■ **Exercise details**
Write out the whole listing word for word.

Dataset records

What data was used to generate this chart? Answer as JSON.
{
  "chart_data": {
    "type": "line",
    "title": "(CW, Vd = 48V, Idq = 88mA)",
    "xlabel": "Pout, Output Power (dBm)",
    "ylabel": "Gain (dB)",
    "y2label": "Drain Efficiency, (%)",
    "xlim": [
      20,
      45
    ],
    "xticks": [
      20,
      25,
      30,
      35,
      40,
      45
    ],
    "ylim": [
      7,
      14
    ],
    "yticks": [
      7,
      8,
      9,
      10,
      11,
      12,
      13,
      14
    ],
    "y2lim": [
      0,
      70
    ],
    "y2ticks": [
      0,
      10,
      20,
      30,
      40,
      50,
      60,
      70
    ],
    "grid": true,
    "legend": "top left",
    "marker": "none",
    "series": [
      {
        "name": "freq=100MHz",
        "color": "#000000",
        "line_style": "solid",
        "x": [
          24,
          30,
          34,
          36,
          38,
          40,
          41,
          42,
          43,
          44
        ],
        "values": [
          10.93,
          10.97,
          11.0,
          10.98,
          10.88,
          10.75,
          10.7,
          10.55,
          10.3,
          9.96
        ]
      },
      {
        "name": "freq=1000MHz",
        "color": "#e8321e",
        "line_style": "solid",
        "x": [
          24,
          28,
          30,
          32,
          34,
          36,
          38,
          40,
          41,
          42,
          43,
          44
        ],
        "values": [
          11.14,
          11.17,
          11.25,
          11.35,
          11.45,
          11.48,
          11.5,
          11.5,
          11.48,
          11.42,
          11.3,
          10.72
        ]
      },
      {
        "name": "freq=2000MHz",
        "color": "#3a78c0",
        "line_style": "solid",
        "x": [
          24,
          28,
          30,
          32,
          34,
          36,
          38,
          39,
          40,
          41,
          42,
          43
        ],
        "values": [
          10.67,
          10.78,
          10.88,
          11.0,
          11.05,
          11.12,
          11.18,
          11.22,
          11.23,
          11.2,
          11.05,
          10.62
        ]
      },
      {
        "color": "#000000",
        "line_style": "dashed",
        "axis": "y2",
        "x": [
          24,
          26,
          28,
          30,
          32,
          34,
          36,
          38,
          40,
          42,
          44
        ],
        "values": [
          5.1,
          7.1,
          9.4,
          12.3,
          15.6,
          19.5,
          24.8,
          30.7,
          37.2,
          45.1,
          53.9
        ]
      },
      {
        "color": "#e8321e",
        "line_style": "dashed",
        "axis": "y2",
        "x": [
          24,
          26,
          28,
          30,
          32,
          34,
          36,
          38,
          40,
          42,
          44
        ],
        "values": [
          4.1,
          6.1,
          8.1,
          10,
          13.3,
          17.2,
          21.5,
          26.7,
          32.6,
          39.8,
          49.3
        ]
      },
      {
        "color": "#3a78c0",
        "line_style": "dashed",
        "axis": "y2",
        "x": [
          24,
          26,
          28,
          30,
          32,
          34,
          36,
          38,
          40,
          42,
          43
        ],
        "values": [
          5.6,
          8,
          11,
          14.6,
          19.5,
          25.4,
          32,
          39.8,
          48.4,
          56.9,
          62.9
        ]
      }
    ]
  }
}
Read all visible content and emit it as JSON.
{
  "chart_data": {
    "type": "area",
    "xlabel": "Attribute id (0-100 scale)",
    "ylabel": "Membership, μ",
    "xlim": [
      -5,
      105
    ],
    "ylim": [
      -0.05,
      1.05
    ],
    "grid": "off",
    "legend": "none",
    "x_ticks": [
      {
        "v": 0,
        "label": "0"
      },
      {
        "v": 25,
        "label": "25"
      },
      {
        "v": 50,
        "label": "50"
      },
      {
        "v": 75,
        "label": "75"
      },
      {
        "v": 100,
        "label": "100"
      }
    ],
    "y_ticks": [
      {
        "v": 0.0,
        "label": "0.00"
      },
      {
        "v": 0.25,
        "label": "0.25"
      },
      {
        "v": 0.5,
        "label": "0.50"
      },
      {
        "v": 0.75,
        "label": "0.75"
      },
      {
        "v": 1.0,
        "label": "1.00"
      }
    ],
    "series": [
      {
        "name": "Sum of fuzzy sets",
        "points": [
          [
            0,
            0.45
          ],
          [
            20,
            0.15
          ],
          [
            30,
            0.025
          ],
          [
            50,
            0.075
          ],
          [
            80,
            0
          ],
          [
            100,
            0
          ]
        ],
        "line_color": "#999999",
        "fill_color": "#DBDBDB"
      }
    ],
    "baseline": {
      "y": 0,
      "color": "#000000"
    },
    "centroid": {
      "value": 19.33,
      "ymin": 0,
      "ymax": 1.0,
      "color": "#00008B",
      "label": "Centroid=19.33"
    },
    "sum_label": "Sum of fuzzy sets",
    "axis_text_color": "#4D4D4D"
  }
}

■ **The result**
What data was used to generate this chart? Answer as JSON.
{
  "chart_data": {
    "type": "line",
    "title": "(CW, Vd = 48V, Idq = 88mA)",
    "xlabel": "Pout, Output Power (dBm)",
    "ylabel": "Gain (dB)",
    "y2label": "Drain Efficiency, (%)",
    "xlim": [
      20,
      45
    ],
    "xticks": [
      20,
      25,
      30,
      35,
      40,
      45
    ],
    "ylim": [
      7,
      14
    ],
    "yticks": [
      7,
      8,
      9,
      10,
      11,
      12,
      13,
      14
    ],
    "y2lim": [
      0,
      70
    ],
    "y2ticks": [
      0,
      10,
      20,
      30,
      40,
      50,
      60,
      70
    ],
    "grid": true,
    "legend": "top left",
    "marker": "none",
    "series": [
      {
        "name": "freq=100MHz",
        "color": "#000000",
        "line_style": "solid",
        "x": [
          24,
          30,
          34,
          36,
          38,
          40,
          41,
          42,
          43,
          44
        ],
        "values": [
          10.93,
          10.97,
          11.0,
          10.98,
          10.88,
          10.75,
          10.7,
          10.55,
          10.3,
          9.96
        ]
      },
      {
        "name": "freq=1000MHz",
        "color": "#e8321e",
        "line_style": "solid",
        "x": [
          24,
          28,
          30,
          32,
          34,
          36,
          38,
          40,
          41,
          42,
          43,
          44
        ],
        "values": [
          11.14,
          11.17,
          11.25,
          11.35,
          11.45,
          11.48,
          11.5,
          11.5,
          11.48,
          11.42,
          11.3,
          10.72
        ]
      },
      {
        "name": "freq=2000MHz",
        "color": "#3a78c0",
        "line_style": "solid",
        "x": [
          24,
          28,
          30,
          32,
          34,
          36,
          38,
          39,
          40,
          41,
          42,
          43
        ],
        "values": [
          10.67,
          10.78,
          10.88,
          11.0,
          11.05,
          11.12,
          11.18,
          11.22,
          11.23,
          11.2,
          11.05,
          10.62
        ]
      },
      {
        "color": "#000000",
        "line_style": "dashed",
        "axis": "y2",
        "x": [
          24,
          26,
          28,
          30,
          32,
          34,
          36,
          38,
          40,
          42,
          44
        ],
        "values": [
          5.1,
          7.1,
          9.4,
          12.3,
          15.6,
          19.5,
          24.8,
          30.7,
          37.2,
          45.1,
          53.9
        ]
      },
      {
        "color": "#e8321e",
        "line_style": "dashed",
        "axis": "y2",
        "x": [
          24,
          26,
          28,
          30,
          32,
          34,
          36,
          38,
          40,
          42,
          44
        ],
        "values": [
          4.1,
          6.1,
          8.1,
          10,
          13.3,
          17.2,
          21.5,
          26.7,
          32.6,
          39.8,
          49.3
        ]
      },
      {
        "color": "#3a78c0",
        "line_style": "dashed",
        "axis": "y2",
        "x": [
          24,
          26,
          28,
          30,
          32,
          34,
          36,
          38,
          40,
          42,
          43
        ],
        "values": [
          5.6,
          8,
          11,
          14.6,
          19.5,
          25.4,
          32,
          39.8,
          48.4,
          56.9,
          62.9
        ]
      }
    ]
  }
}
Read all visible content and emit it as JSON.
{
  "chart_data": {
    "type": "area",
    "xlabel": "Attribute id (0-100 scale)",
    "ylabel": "Membership, μ",
    "xlim": [
      -5,
      105
    ],
    "ylim": [
      -0.05,
      1.05
    ],
    "grid": "off",
    "legend": "none",
    "x_ticks": [
      {
        "v": 0,
        "label": "0"
      },
      {
        "v": 25,
        "label": "25"
      },
      {
        "v": 50,
        "label": "50"
      },
      {
        "v": 75,
        "label": "75"
      },
      {
        "v": 100,
        "label": "100"
      }
    ],
    "y_ticks": [
      {
        "v": 0.0,
        "label": "0.00"
      },
      {
        "v": 0.25,
        "label": "0.25"
      },
      {
        "v": 0.5,
        "label": "0.50"
      },
      {
        "v": 0.75,
        "label": "0.75"
      },
      {
        "v": 1.0,
        "label": "1.00"
      }
    ],
    "series": [
      {
        "name": "Sum of fuzzy sets",
        "points": [
          [
            0,
            0.45
          ],
          [
            20,
            0.15
          ],
          [
            30,
            0.025
          ],
          [
            50,
            0.075
          ],
          [
            80,
            0
          ],
          [
            100,
            0
          ]
        ],
        "line_color": "#999999",
        "fill_color": "#DBDBDB"
      }
    ],
    "baseline": {
      "y": 0,
      "color": "#000000"
    },
    "centroid": {
      "value": 19.33,
      "ymin": 0,
      "ymax": 1.0,
      "color": "#00008B",
      "label": "Centroid=19.33"
    },
    "sum_label": "Sum of fuzzy sets",
    "axis_text_color": "#4D4D4D"
  }
}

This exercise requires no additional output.